[Data excerpts]:
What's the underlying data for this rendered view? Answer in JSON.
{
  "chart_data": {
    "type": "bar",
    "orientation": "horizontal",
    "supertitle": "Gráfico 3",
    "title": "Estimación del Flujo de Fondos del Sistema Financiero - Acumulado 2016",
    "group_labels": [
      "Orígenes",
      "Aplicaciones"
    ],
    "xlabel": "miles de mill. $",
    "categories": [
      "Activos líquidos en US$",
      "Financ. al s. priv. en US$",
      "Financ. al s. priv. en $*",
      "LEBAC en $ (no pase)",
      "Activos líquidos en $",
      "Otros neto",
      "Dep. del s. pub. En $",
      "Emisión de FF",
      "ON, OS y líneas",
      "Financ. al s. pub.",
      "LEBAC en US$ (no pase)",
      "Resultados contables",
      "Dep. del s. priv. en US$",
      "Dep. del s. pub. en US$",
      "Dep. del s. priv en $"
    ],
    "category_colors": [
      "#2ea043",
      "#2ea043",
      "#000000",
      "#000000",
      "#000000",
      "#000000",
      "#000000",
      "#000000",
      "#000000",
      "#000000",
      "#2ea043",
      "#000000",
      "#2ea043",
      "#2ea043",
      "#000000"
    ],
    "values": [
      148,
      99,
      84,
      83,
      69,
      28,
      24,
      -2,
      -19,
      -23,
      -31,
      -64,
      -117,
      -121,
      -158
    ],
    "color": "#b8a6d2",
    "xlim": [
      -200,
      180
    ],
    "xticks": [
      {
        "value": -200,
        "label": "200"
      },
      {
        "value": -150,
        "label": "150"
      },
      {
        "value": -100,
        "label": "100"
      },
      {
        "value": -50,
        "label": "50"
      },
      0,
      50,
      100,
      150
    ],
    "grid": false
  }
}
* * *
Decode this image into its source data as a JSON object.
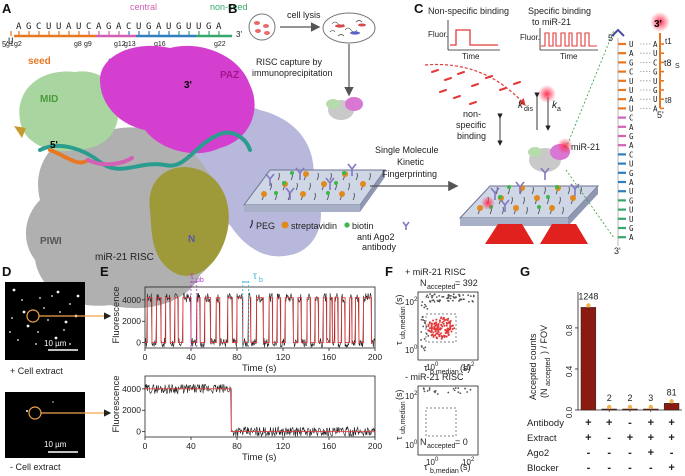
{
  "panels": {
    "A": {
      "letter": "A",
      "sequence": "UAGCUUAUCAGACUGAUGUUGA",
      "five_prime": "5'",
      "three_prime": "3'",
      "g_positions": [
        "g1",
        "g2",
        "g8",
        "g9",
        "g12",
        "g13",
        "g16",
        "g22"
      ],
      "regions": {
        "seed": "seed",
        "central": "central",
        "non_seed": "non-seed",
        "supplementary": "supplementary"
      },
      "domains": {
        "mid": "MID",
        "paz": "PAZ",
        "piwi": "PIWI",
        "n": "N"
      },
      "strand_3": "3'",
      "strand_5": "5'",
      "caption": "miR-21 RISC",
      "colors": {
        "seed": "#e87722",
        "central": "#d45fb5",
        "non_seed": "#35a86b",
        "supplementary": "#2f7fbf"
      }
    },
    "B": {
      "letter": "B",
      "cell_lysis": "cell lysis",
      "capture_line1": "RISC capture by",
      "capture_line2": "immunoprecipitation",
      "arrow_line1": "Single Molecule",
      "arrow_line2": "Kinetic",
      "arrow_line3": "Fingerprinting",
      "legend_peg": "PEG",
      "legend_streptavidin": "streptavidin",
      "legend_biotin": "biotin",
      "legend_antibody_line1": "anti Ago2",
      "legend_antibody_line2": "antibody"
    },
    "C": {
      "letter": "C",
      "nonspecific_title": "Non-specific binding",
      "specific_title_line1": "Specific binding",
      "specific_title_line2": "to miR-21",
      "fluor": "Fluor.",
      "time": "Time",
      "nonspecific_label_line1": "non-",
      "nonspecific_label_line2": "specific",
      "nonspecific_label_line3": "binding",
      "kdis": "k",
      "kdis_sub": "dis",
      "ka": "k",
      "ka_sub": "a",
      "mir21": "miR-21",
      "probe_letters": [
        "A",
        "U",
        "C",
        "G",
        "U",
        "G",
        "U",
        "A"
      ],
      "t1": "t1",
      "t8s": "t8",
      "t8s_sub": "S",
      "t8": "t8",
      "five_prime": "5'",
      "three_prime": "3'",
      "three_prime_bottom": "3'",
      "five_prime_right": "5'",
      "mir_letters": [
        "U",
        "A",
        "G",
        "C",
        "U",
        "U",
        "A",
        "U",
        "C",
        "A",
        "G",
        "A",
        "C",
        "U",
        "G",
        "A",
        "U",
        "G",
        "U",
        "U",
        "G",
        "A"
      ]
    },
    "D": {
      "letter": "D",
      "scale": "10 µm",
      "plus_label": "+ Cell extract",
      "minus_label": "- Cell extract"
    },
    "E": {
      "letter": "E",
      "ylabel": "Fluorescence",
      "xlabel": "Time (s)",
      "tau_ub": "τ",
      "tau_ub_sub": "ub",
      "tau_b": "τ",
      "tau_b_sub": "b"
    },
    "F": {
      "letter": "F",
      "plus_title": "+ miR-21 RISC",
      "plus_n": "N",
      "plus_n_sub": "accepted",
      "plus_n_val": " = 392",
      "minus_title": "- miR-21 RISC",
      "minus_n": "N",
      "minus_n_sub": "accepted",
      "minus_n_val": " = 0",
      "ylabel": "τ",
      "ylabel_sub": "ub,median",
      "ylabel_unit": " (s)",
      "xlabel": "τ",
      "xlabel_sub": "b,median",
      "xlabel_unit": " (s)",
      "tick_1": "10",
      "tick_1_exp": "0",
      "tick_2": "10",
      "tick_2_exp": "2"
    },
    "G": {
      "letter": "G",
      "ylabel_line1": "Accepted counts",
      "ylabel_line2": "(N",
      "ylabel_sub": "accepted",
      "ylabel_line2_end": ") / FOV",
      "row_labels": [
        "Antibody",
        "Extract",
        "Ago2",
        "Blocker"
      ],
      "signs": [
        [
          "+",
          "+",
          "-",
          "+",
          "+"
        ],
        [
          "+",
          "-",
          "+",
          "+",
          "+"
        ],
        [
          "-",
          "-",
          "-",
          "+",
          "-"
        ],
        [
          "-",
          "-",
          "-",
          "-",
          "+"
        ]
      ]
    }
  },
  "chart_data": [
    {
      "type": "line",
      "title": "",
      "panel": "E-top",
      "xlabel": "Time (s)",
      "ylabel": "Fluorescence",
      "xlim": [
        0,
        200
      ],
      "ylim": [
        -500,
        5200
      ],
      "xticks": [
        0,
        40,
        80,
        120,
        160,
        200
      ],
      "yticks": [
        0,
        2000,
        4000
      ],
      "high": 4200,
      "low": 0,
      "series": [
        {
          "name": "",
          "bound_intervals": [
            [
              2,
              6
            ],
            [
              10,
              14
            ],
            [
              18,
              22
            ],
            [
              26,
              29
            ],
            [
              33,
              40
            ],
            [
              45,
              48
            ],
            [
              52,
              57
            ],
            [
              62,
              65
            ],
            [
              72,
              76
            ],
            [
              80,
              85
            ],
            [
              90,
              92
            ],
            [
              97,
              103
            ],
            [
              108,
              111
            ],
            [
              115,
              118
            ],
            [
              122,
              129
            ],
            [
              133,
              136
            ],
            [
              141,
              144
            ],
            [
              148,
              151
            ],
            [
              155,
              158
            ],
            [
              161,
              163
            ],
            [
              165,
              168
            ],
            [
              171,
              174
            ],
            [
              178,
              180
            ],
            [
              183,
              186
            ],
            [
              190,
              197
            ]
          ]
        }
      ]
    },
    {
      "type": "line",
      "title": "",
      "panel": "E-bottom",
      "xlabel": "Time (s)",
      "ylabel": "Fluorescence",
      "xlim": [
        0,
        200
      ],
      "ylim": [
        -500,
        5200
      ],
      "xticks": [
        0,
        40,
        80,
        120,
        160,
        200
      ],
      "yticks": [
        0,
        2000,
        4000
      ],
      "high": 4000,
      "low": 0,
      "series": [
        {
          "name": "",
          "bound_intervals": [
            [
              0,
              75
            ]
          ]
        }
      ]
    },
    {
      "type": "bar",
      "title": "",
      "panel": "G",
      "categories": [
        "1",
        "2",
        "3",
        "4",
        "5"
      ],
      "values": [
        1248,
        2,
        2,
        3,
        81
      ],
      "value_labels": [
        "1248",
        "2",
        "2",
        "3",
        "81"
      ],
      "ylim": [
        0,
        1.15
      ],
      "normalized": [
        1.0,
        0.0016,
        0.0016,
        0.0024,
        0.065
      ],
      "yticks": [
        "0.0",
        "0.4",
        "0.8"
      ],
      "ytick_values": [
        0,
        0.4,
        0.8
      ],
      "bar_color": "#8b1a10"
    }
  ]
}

[WORK INSTRUCTIONS]: Return from the data every line that holds "type".

[SOLUTION FOR THIS EXERCISE]:
    "type": "bar",
      "type": "line",
      "type": "line",
      "type": "bar",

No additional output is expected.